*INSTRUCTIONS FOR THE TASK*
Output each line of the material exactly as it stands.

*RECORDED DATA*
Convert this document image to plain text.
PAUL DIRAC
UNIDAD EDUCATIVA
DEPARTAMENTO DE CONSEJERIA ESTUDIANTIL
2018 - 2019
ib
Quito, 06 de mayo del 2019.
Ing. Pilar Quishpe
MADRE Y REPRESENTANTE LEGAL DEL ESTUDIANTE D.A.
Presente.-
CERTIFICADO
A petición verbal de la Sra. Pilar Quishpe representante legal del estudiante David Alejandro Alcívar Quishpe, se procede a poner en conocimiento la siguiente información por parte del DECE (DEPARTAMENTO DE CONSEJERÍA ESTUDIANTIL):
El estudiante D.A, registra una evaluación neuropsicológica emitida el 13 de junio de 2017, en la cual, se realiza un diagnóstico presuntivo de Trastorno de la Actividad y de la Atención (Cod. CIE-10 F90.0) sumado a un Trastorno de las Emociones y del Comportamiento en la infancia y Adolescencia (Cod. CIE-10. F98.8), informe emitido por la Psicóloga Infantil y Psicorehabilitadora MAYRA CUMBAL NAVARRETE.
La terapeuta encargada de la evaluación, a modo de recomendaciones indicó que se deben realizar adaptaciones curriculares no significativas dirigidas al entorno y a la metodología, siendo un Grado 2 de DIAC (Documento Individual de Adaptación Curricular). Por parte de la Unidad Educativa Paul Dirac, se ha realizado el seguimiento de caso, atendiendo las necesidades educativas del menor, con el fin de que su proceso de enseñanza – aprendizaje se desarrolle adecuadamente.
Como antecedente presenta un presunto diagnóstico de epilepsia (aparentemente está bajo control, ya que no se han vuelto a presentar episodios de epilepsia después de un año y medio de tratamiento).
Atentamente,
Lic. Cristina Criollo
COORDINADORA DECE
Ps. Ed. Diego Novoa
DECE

*FINISHED TASK*
Convert this document image to plain text.
PAUL DIRAC
UNIDAD EDUCATIVA
DEPARTAMENTO DE CONSEJERIA ESTUDIANTIL
2018 - 2019
ib
Quito, 06 de mayo del 2019.
Ing. Pilar Quishpe
MADRE Y REPRESENTANTE LEGAL DEL ESTUDIANTE D.A.
Presente.-
CERTIFICADO
A petición verbal de la Sra. Pilar Quishpe representante legal del estudiante David Alejandro Alcívar Quishpe, se procede a poner en conocimiento la siguiente información por parte del DECE (DEPARTAMENTO DE CONSEJERÍA ESTUDIANTIL):
El estudiante D.A, registra una evaluación neuropsicológica emitida el 13 de junio de 2017, en la cual, se realiza un diagnóstico presuntivo de Trastorno de la Actividad y de la Atención (Cod. CIE-10 F90.0) sumado a un Trastorno de las Emociones y del Comportamiento en la infancia y Adolescencia (Cod. CIE-10. F98.8), informe emitido por la Psicóloga Infantil y Psicorehabilitadora MAYRA CUMBAL NAVARRETE.
La terapeuta encargada de la evaluación, a modo de recomendaciones indicó que se deben realizar adaptaciones curriculares no significativas dirigidas al entorno y a la metodología, siendo un Grado 2 de DIAC (Documento Individual de Adaptación Curricular). Por parte de la Unidad Educativa Paul Dirac, se ha realizado el seguimiento de caso, atendiendo las necesidades educativas del menor, con el fin de que su proceso de enseñanza – aprendizaje se desarrolle adecuadamente.
Como antecedente presenta un presunto diagnóstico de epilepsia (aparentemente está bajo control, ya que no se han vuelto a presentar episodios de epilepsia después de un año y medio de tratamiento).
Atentamente,
Lic. Cristina Criollo
COORDINADORA DECE
Ps. Ed. Diego Novoa
DECE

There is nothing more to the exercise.